:: Given passage ::

My sight arrived on Monday from www.midwayusa.com and I got it mounted right away. I ordered the Strikefire kit with the AR-15 specific extra-high ring. The ring is a fairly heavy duty six-bolt of the aluminum persuasion. I didn't use thread locker on it, but I did carefully torque everything down pretty well. You have to be careful with scope rings--especially aluminum ones because you can crack them from over-tightening, you can crush the scope tube, or you can break screws, or some combination of the above. Anyway, the ring is good stuff. The optic is NOT mounted in the ring when you receive it. You have to very fastidiously mount the bottom half of the ring to your AR, then level the optic, then place the top half of the ring on and tighten it down evenly. It's a lot easier than it sounds--especially if you've done it a million times before, which I have. (Well, maybe not a million, but nearly.)

The 2x magnifier cuts your field of view by at least half. I haven't tested it yet, but I plan to and I'll do an update accordingly. It is easy to install and remove, but doesn't come with any kind of carrying case (I bet an old 35mm film canister would work great) or lens protectors. For $150 though, I can forgive that and raid my dad's old photography supplies for an empty canister.

:::

_What the task requires_.
In the sight review, how much does the 2x magnifier cut the field of view?

:: Recorded data ::

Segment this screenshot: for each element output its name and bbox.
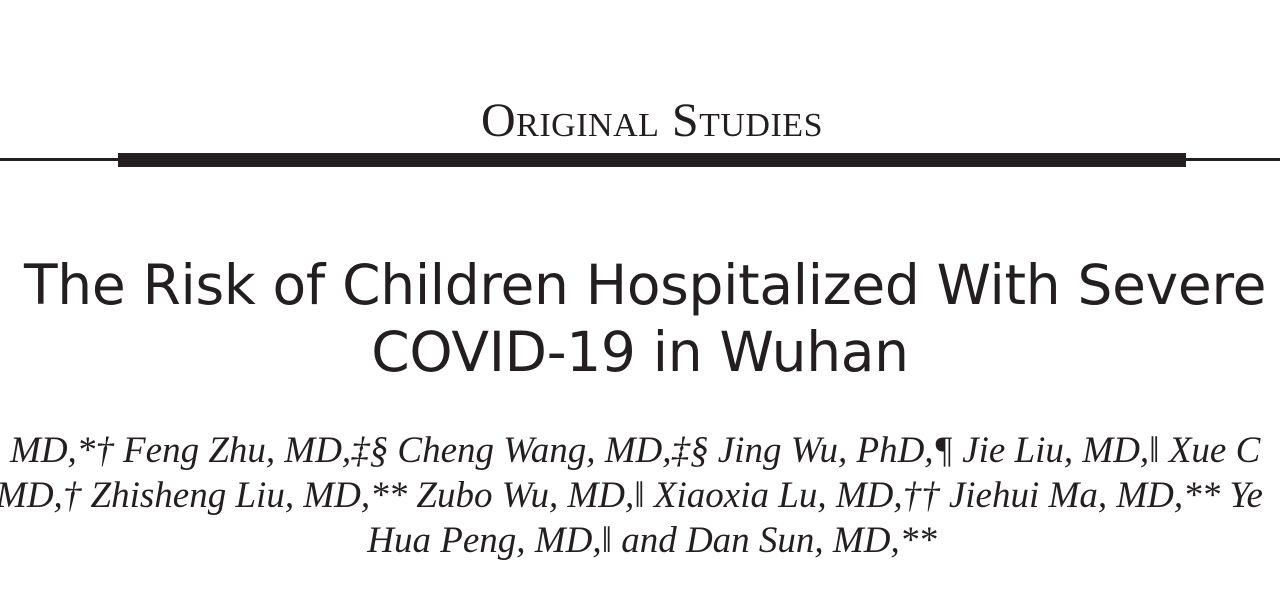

:::

_Result of this exercise_.
By at least half.